(Data records)

————

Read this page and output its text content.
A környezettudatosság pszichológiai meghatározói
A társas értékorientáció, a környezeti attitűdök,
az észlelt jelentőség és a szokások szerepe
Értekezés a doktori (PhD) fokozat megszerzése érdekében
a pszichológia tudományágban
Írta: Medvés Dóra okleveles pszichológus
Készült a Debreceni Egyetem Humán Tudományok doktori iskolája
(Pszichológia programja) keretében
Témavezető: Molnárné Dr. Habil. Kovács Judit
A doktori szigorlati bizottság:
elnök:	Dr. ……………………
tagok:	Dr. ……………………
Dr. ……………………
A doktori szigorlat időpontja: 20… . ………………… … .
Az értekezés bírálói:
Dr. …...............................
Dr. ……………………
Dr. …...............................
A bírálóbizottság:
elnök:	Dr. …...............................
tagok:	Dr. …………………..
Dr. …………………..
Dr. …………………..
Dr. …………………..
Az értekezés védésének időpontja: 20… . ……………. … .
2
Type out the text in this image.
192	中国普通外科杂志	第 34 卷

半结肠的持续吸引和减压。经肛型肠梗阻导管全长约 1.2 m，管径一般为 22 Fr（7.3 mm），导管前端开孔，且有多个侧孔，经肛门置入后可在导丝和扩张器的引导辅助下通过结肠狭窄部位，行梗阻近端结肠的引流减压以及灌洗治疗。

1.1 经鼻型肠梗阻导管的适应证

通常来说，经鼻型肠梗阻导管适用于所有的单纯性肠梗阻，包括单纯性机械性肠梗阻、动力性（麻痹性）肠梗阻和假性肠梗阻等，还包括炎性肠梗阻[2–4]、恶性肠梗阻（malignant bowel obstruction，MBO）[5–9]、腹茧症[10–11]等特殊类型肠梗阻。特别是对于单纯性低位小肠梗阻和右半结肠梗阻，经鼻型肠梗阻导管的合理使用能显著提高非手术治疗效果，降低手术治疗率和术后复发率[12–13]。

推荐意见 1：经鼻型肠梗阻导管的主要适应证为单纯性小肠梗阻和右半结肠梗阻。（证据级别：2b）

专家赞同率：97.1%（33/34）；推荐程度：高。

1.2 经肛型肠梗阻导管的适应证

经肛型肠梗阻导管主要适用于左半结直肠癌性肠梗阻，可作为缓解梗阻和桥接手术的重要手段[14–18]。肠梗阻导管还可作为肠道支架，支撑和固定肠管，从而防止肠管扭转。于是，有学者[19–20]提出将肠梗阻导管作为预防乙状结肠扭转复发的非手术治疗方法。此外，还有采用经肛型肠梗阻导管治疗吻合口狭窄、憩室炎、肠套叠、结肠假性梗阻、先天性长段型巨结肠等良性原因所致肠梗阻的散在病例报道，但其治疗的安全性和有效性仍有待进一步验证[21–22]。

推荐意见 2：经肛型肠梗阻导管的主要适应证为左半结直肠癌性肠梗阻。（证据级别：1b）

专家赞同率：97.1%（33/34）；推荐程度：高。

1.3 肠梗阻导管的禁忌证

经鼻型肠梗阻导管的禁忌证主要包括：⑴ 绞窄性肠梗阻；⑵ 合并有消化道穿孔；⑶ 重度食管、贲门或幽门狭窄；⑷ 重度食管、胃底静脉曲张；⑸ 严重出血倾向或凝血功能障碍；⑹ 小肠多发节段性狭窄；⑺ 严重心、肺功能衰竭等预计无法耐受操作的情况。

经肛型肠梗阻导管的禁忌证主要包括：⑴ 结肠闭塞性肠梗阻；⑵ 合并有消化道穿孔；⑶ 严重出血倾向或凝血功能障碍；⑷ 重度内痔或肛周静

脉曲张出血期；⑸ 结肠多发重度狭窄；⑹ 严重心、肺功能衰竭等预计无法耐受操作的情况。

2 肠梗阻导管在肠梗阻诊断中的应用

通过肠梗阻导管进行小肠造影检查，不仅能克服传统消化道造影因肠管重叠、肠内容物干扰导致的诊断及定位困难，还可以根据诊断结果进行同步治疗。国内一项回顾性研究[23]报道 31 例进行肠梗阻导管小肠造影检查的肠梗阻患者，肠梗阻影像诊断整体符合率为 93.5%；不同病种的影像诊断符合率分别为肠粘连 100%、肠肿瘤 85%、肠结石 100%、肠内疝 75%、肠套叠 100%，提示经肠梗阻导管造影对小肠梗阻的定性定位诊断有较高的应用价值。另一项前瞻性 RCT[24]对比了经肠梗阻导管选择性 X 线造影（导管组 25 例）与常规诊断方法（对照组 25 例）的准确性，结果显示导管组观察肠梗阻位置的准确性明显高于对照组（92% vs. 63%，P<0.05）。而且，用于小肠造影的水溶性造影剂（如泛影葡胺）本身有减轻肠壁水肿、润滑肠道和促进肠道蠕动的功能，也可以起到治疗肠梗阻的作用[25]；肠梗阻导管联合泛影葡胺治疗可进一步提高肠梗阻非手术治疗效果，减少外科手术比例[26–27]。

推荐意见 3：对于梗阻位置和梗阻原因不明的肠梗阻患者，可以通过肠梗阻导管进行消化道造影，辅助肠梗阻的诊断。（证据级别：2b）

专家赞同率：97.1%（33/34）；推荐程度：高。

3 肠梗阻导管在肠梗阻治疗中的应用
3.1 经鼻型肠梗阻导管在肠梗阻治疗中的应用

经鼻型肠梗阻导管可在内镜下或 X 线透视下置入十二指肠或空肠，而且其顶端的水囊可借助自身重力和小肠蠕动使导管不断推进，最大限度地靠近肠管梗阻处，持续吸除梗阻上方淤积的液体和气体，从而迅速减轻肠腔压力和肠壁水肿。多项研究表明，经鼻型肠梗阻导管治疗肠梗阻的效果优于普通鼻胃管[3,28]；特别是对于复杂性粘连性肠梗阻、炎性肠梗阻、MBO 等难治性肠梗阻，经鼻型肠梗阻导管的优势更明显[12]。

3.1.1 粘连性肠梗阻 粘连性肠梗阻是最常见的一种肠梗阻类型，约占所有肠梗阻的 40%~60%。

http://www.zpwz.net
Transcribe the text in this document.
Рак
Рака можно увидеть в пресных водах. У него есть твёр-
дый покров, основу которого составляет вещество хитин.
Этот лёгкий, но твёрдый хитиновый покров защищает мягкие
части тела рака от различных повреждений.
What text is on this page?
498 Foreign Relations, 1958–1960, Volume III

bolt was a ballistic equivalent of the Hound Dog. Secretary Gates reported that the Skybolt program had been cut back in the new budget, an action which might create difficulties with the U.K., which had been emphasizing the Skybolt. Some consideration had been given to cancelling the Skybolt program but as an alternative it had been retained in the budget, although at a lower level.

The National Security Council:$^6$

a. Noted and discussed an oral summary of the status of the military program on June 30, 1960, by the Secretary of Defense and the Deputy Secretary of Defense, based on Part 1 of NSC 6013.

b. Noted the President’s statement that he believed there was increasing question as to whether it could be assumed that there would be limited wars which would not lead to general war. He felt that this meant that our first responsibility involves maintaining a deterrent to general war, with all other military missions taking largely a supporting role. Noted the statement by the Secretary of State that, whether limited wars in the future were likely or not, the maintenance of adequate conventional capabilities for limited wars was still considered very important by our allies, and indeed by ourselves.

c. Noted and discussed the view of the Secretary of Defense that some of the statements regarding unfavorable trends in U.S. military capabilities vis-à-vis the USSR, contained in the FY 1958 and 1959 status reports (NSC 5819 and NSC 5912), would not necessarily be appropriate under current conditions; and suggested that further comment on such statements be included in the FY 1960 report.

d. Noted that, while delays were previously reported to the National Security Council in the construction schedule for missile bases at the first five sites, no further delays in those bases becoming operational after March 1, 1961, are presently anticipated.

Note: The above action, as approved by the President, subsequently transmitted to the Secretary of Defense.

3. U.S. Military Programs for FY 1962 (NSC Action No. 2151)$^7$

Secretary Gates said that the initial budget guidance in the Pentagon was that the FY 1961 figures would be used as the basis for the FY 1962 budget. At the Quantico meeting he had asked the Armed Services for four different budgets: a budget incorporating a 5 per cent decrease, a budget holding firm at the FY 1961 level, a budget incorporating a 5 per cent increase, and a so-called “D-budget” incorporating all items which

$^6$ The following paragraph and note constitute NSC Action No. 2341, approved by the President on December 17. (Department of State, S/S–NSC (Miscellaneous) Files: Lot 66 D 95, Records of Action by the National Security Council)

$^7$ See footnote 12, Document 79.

————

Copy every line in the listing above where the string "严重出血倾向或凝血功能障碍" turns up.

* **FULL RESPONSE**:
经鼻型肠梗阻导管的禁忌证主要包括：⑴ 绞窄性肠梗阻；⑵ 合并有消化道穿孔；⑶ 重度食管、贲门或幽门狭窄；⑷ 重度食管、胃底静脉曲张；⑸ 严重出血倾向或凝血功能障碍；⑹ 小肠多发节段性狭窄；⑺ 严重心、肺功能衰竭等预计无法耐受操作的情况。
经肛型肠梗阻导管的禁忌证主要包括：⑴ 结肠闭塞性肠梗阻；⑵ 合并有消化道穿孔；⑶ 严重出血倾向或凝血功能障碍；⑷ 重度内痔或肛周静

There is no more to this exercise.